**Problem description**: Write out the listing below again, precisely as it is given.

**Supplied entries**:
--------------------------------------------------

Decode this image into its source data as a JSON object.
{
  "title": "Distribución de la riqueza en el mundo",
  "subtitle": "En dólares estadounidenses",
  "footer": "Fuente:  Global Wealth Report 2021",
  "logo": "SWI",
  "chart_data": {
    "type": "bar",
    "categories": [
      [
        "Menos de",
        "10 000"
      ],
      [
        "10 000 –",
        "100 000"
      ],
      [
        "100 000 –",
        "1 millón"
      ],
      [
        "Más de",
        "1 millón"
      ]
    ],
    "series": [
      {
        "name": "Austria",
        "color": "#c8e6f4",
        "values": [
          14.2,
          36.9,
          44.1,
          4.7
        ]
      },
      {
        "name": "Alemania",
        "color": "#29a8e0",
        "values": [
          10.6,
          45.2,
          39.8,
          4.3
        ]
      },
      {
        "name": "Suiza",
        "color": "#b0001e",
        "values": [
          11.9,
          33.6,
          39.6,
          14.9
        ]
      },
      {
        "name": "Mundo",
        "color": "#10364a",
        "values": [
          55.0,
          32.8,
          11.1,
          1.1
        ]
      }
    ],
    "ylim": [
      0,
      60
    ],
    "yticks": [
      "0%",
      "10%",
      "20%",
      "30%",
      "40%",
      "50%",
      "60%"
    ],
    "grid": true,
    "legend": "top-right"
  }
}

--------------------------------------------------

**Task result**:
Decode this image into its source data as a JSON object.
{
  "title": "Distribución de la riqueza en el mundo",
  "subtitle": "En dólares estadounidenses",
  "footer": "Fuente:  Global Wealth Report 2021",
  "logo": "SWI",
  "chart_data": {
    "type": "bar",
    "categories": [
      [
        "Menos de",
        "10 000"
      ],
      [
        "10 000 –",
        "100 000"
      ],
      [
        "100 000 –",
        "1 millón"
      ],
      [
        "Más de",
        "1 millón"
      ]
    ],
    "series": [
      {
        "name": "Austria",
        "color": "#c8e6f4",
        "values": [
          14.2,
          36.9,
          44.1,
          4.7
        ]
      },
      {
        "name": "Alemania",
        "color": "#29a8e0",
        "values": [
          10.6,
          45.2,
          39.8,
          4.3
        ]
      },
      {
        "name": "Suiza",
        "color": "#b0001e",
        "values": [
          11.9,
          33.6,
          39.6,
          14.9
        ]
      },
      {
        "name": "Mundo",
        "color": "#10364a",
        "values": [
          55.0,
          32.8,
          11.1,
          1.1
        ]
      }
    ],
    "ylim": [
      0,
      60
    ],
    "yticks": [
      "0%",
      "10%",
      "20%",
      "30%",
      "40%",
      "50%",
      "60%"
    ],
    "grid": true,
    "legend": "top-right"
  }
}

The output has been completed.